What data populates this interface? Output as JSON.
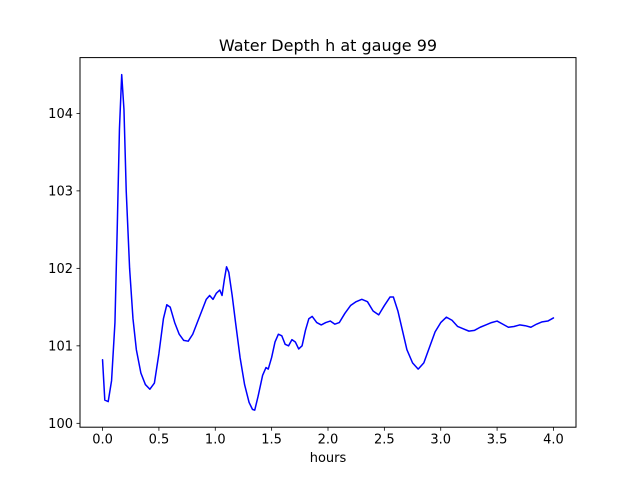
{
  "figure": {
    "title": "Water Depth h at gauge 99",
    "xlabel": "hours"
  },
  "chart_data": {
    "type": "line",
    "title": "Water Depth h at gauge 99",
    "xlabel": "hours",
    "ylabel": "",
    "grid": false,
    "legend": null,
    "line_color": "#0000ff",
    "axes_color": "#000000",
    "xlim": [
      -0.2,
      4.2
    ],
    "ylim": [
      99.95,
      104.72
    ],
    "xticks": [
      0.0,
      0.5,
      1.0,
      1.5,
      2.0,
      2.5,
      3.0,
      3.5,
      4.0
    ],
    "xtick_labels": [
      "0.0",
      "0.5",
      "1.0",
      "1.5",
      "2.0",
      "2.5",
      "3.0",
      "3.5",
      "4.0"
    ],
    "yticks": [
      100,
      101,
      102,
      103,
      104
    ],
    "ytick_labels": [
      "100",
      "101",
      "102",
      "103",
      "104"
    ],
    "x": [
      0.0,
      0.02,
      0.05,
      0.08,
      0.11,
      0.13,
      0.15,
      0.17,
      0.19,
      0.21,
      0.24,
      0.27,
      0.3,
      0.34,
      0.38,
      0.42,
      0.46,
      0.5,
      0.54,
      0.57,
      0.6,
      0.64,
      0.68,
      0.72,
      0.76,
      0.8,
      0.84,
      0.88,
      0.92,
      0.95,
      0.98,
      1.01,
      1.04,
      1.06,
      1.08,
      1.1,
      1.12,
      1.15,
      1.18,
      1.22,
      1.26,
      1.3,
      1.33,
      1.35,
      1.38,
      1.42,
      1.45,
      1.47,
      1.5,
      1.53,
      1.56,
      1.59,
      1.62,
      1.65,
      1.68,
      1.71,
      1.74,
      1.77,
      1.8,
      1.83,
      1.86,
      1.9,
      1.94,
      1.98,
      2.02,
      2.06,
      2.1,
      2.15,
      2.2,
      2.25,
      2.3,
      2.35,
      2.4,
      2.45,
      2.5,
      2.55,
      2.58,
      2.62,
      2.66,
      2.7,
      2.75,
      2.8,
      2.85,
      2.9,
      2.95,
      3.0,
      3.05,
      3.1,
      3.15,
      3.2,
      3.25,
      3.3,
      3.35,
      3.4,
      3.45,
      3.5,
      3.55,
      3.6,
      3.65,
      3.7,
      3.75,
      3.8,
      3.85,
      3.9,
      3.95,
      4.0
    ],
    "y": [
      100.82,
      100.3,
      100.28,
      100.55,
      101.3,
      102.5,
      103.8,
      104.5,
      104.05,
      103.0,
      102.0,
      101.35,
      100.95,
      100.65,
      100.5,
      100.44,
      100.52,
      100.9,
      101.35,
      101.53,
      101.5,
      101.3,
      101.15,
      101.07,
      101.06,
      101.15,
      101.3,
      101.45,
      101.6,
      101.65,
      101.6,
      101.68,
      101.72,
      101.65,
      101.85,
      102.02,
      101.95,
      101.65,
      101.3,
      100.85,
      100.5,
      100.27,
      100.18,
      100.17,
      100.35,
      100.62,
      100.72,
      100.7,
      100.85,
      101.05,
      101.15,
      101.13,
      101.02,
      101.0,
      101.08,
      101.05,
      100.96,
      101.0,
      101.2,
      101.35,
      101.38,
      101.3,
      101.27,
      101.3,
      101.32,
      101.28,
      101.3,
      101.42,
      101.52,
      101.57,
      101.6,
      101.57,
      101.45,
      101.4,
      101.52,
      101.63,
      101.63,
      101.45,
      101.2,
      100.95,
      100.78,
      100.7,
      100.78,
      100.98,
      101.18,
      101.3,
      101.37,
      101.33,
      101.25,
      101.22,
      101.19,
      101.2,
      101.24,
      101.27,
      101.3,
      101.32,
      101.28,
      101.24,
      101.25,
      101.27,
      101.26,
      101.24,
      101.28,
      101.31,
      101.32,
      101.36
    ]
  }
}
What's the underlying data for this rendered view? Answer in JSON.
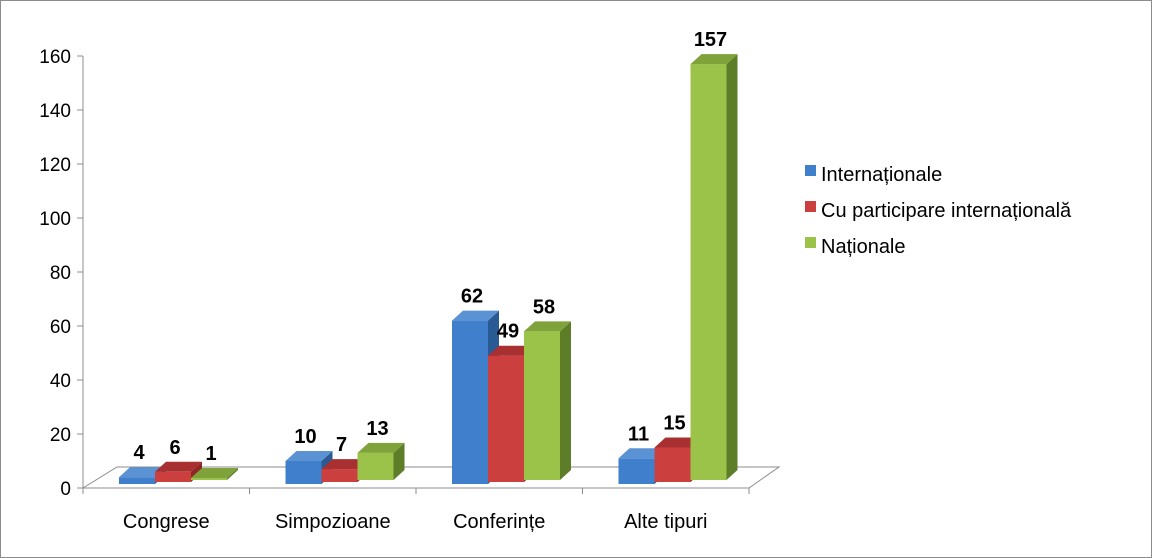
{
  "chart_data": {
    "type": "bar",
    "title": "",
    "xlabel": "",
    "ylabel": "",
    "ylim": [
      0,
      160
    ],
    "yticks": [
      "0",
      "20",
      "40",
      "60",
      "80",
      "100",
      "120",
      "140",
      "160"
    ],
    "grid": false,
    "legend_position": "right",
    "categories": [
      "Congrese",
      "Simpozioane",
      "Conferințe",
      "Alte tipuri"
    ],
    "series": [
      {
        "name": "Internaționale",
        "values": [
          4,
          10,
          62,
          11
        ],
        "color": "#3f7fcb",
        "side_color": "#2a5a94",
        "top_color": "#5a92d4"
      },
      {
        "name": "Cu participare internațională",
        "values": [
          6,
          7,
          49,
          15
        ],
        "color": "#cb3f3f",
        "side_color": "#8f2626",
        "top_color": "#a83030"
      },
      {
        "name": "Naționale",
        "values": [
          1,
          13,
          58,
          157
        ],
        "color": "#9bc34a",
        "side_color": "#5e7d28",
        "top_color": "#7fa33a"
      }
    ]
  }
}
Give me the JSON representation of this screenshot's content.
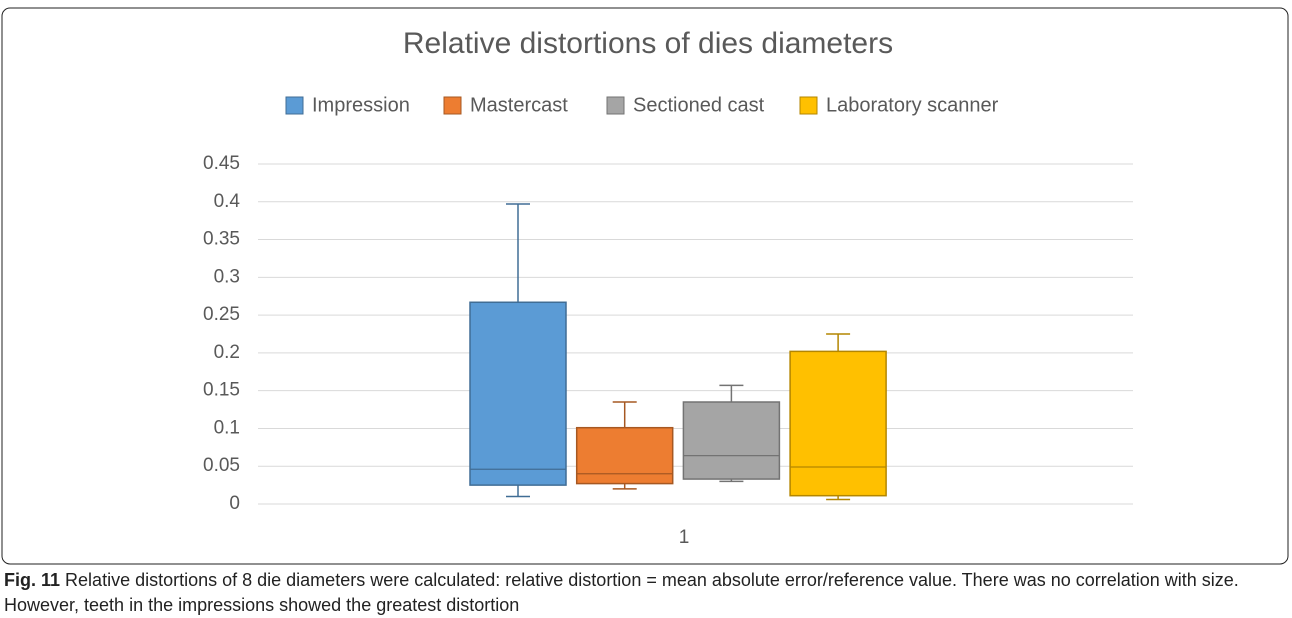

### SHORT TASK
Quote each entry above verbatim and drop the pictures.

### PROBLEM SOLUTION
What data populates this interface? Output as JSON.
{
  "figure": {
    "title": "Water Depth h at gauge 99",
    "xlabel": "hours"
  },
  "chart_data": {
    "type": "line",
    "title": "Water Depth h at gauge 99",
    "xlabel": "hours",
    "ylabel": "",
    "grid": false,
    "legend": null,
    "line_color": "#0000ff",
    "axes_color": "#000000",
    "xlim": [
      -0.2,
      4.2
    ],
    "ylim": [
      99.95,
      104.72
    ],
    "xticks": [
      0.0,
      0.5,
      1.0,
      1.5,
      2.0,
      2.5,
      3.0,
      3.5,
      4.0
    ],
    "xtick_labels": [
      "0.0",
      "0.5",
      "1.0",
      "1.5",
      "2.0",
      "2.5",
      "3.0",
      "3.5",
      "4.0"
    ],
    "yticks": [
      100,
      101,
      102,
      103,
      104
    ],
    "ytick_labels": [
      "100",
      "101",
      "102",
      "103",
      "104"
    ],
    "x": [
      0.0,
      0.02,
      0.05,
      0.08,
      0.11,
      0.13,
      0.15,
      0.17,
      0.19,
      0.21,
      0.24,
      0.27,
      0.3,
      0.34,
      0.38,
      0.42,
      0.46,
      0.5,
      0.54,
      0.57,
      0.6,
      0.64,
      0.68,
      0.72,
      0.76,
      0.8,
      0.84,
      0.88,
      0.92,
      0.95,
      0.98,
      1.01,
      1.04,
      1.06,
      1.08,
      1.1,
      1.12,
      1.15,
      1.18,
      1.22,
      1.26,
      1.3,
      1.33,
      1.35,
      1.38,
      1.42,
      1.45,
      1.47,
      1.5,
      1.53,
      1.56,
      1.59,
      1.62,
      1.65,
      1.68,
      1.71,
      1.74,
      1.77,
      1.8,
      1.83,
      1.86,
      1.9,
      1.94,
      1.98,
      2.02,
      2.06,
      2.1,
      2.15,
      2.2,
      2.25,
      2.3,
      2.35,
      2.4,
      2.45,
      2.5,
      2.55,
      2.58,
      2.62,
      2.66,
      2.7,
      2.75,
      2.8,
      2.85,
      2.9,
      2.95,
      3.0,
      3.05,
      3.1,
      3.15,
      3.2,
      3.25,
      3.3,
      3.35,
      3.4,
      3.45,
      3.5,
      3.55,
      3.6,
      3.65,
      3.7,
      3.75,
      3.8,
      3.85,
      3.9,
      3.95,
      4.0
    ],
    "y": [
      100.82,
      100.3,
      100.28,
      100.55,
      101.3,
      102.5,
      103.8,
      104.5,
      104.05,
      103.0,
      102.0,
      101.35,
      100.95,
      100.65,
      100.5,
      100.44,
      100.52,
      100.9,
      101.35,
      101.53,
      101.5,
      101.3,
      101.15,
      101.07,
      101.06,
      101.15,
      101.3,
      101.45,
      101.6,
      101.65,
      101.6,
      101.68,
      101.72,
      101.65,
      101.85,
      102.02,
      101.95,
      101.65,
      101.3,
      100.85,
      100.5,
      100.27,
      100.18,
      100.17,
      100.35,
      100.62,
      100.72,
      100.7,
      100.85,
      101.05,
      101.15,
      101.13,
      101.02,
      101.0,
      101.08,
      101.05,
      100.96,
      101.0,
      101.2,
      101.35,
      101.38,
      101.3,
      101.27,
      101.3,
      101.32,
      101.28,
      101.3,
      101.42,
      101.52,
      101.57,
      101.6,
      101.57,
      101.45,
      101.4,
      101.52,
      101.63,
      101.63,
      101.45,
      101.2,
      100.95,
      100.78,
      100.7,
      100.78,
      100.98,
      101.18,
      101.3,
      101.37,
      101.33,
      101.25,
      101.22,
      101.19,
      101.2,
      101.24,
      101.27,
      101.3,
      101.32,
      101.28,
      101.24,
      101.25,
      101.27,
      101.26,
      101.24,
      101.28,
      101.31,
      101.32,
      101.36
    ]
  }
}
What's the underlying data for this rendered view? Answer in JSON.
{
  "chart_data": {
    "type": "bar",
    "title": "",
    "xlabel": "",
    "ylabel": "",
    "ylim": [
      0,
      160
    ],
    "yticks": [
      "0",
      "20",
      "40",
      "60",
      "80",
      "100",
      "120",
      "140",
      "160"
    ],
    "grid": false,
    "legend_position": "right",
    "categories": [
      "Congrese",
      "Simpozioane",
      "Conferințe",
      "Alte tipuri"
    ],
    "series": [
      {
        "name": "Internaționale",
        "values": [
          4,
          10,
          62,
          11
        ],
        "color": "#3f7fcb",
        "side_color": "#2a5a94",
        "top_color": "#5a92d4"
      },
      {
        "name": "Cu participare internațională",
        "values": [
          6,
          7,
          49,
          15
        ],
        "color": "#cb3f3f",
        "side_color": "#8f2626",
        "top_color": "#a83030"
      },
      {
        "name": "Naționale",
        "values": [
          1,
          13,
          58,
          157
        ],
        "color": "#9bc34a",
        "side_color": "#5e7d28",
        "top_color": "#7fa33a"
      }
    ]
  }
}
Give me the JSON representation of this screenshot's content.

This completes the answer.